Entries with figure data:
- - - -
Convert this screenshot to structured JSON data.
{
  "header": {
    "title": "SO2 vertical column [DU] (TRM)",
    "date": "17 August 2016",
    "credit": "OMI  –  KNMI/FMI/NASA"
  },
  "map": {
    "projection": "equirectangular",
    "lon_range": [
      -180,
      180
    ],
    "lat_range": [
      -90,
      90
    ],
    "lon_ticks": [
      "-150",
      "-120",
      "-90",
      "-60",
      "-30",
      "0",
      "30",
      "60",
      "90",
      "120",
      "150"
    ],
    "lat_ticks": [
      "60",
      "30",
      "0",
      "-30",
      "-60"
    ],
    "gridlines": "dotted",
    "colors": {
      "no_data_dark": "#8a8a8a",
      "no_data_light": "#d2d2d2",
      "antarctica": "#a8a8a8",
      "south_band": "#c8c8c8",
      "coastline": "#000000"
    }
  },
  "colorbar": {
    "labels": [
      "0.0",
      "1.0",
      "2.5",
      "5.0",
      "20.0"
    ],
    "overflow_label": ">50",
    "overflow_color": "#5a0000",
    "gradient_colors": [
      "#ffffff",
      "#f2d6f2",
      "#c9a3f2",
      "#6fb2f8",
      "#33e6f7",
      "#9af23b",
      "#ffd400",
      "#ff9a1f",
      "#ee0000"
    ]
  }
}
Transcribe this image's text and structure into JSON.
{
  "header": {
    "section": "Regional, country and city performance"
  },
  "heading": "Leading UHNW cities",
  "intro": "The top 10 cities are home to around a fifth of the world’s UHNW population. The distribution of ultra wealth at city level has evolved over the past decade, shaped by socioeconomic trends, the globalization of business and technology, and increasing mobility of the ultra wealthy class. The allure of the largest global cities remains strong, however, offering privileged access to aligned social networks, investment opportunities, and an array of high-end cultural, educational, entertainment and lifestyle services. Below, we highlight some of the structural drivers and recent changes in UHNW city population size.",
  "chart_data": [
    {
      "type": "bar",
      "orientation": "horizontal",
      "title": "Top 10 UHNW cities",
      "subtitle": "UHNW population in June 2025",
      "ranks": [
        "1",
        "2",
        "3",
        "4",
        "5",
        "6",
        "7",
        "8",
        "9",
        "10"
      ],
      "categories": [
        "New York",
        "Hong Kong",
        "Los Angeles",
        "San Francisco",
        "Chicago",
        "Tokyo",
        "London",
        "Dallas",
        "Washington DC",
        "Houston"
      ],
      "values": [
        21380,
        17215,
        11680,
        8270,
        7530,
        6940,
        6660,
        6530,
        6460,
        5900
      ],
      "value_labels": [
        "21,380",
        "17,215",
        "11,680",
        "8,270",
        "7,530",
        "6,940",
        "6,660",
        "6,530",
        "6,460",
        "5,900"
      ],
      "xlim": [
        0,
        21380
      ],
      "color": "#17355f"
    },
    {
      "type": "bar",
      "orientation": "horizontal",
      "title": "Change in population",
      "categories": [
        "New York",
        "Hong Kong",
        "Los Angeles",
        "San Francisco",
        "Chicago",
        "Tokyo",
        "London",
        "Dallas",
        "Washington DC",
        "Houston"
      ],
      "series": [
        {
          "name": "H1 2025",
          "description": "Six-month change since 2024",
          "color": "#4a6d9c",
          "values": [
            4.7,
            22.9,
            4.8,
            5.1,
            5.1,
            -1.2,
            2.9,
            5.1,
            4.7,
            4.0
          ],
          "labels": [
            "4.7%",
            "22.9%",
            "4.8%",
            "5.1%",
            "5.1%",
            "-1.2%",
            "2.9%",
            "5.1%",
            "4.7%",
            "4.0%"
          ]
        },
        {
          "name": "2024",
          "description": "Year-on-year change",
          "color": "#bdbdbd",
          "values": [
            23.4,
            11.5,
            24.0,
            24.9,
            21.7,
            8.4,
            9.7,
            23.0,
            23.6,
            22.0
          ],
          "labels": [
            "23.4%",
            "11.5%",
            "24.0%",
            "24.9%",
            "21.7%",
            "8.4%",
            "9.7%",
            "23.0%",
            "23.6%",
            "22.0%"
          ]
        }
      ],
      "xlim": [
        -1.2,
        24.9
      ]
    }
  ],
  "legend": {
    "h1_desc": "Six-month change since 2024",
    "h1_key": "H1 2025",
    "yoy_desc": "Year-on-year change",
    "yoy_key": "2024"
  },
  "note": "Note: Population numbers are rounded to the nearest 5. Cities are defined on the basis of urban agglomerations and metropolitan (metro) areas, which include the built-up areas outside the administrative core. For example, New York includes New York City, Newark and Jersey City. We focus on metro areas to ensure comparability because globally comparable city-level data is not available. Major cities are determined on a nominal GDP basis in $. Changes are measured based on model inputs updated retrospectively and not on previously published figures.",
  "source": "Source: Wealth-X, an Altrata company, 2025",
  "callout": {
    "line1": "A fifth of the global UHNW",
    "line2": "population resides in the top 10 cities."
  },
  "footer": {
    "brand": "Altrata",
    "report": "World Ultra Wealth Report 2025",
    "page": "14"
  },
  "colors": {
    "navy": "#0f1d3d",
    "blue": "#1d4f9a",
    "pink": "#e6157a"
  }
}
- - - -
Instructions to follow = Count every line in the entries above where the word "this" appears; respond with the number alone.

Task answer = 2